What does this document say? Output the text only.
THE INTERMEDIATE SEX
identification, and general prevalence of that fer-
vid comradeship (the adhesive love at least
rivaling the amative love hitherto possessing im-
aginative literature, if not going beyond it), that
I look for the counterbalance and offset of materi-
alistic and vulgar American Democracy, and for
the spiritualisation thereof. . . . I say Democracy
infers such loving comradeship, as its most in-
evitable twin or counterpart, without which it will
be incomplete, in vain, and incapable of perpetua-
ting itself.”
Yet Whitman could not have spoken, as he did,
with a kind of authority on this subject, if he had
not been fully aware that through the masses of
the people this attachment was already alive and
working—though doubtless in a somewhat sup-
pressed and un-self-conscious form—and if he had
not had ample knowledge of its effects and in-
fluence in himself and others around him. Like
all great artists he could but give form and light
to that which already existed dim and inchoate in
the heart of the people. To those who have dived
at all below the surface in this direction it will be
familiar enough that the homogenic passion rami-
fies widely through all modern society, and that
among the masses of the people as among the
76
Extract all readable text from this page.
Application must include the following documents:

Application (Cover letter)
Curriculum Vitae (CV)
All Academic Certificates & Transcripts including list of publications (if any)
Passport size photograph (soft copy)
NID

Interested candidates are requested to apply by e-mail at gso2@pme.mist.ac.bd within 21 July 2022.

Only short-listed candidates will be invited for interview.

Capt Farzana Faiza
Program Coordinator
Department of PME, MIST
● ● ● ● ● ● ●
Select the lines from the entries that include the word "already".

> _The output_
the people this attachment was already alive and
to that which already existed dim and inchoate in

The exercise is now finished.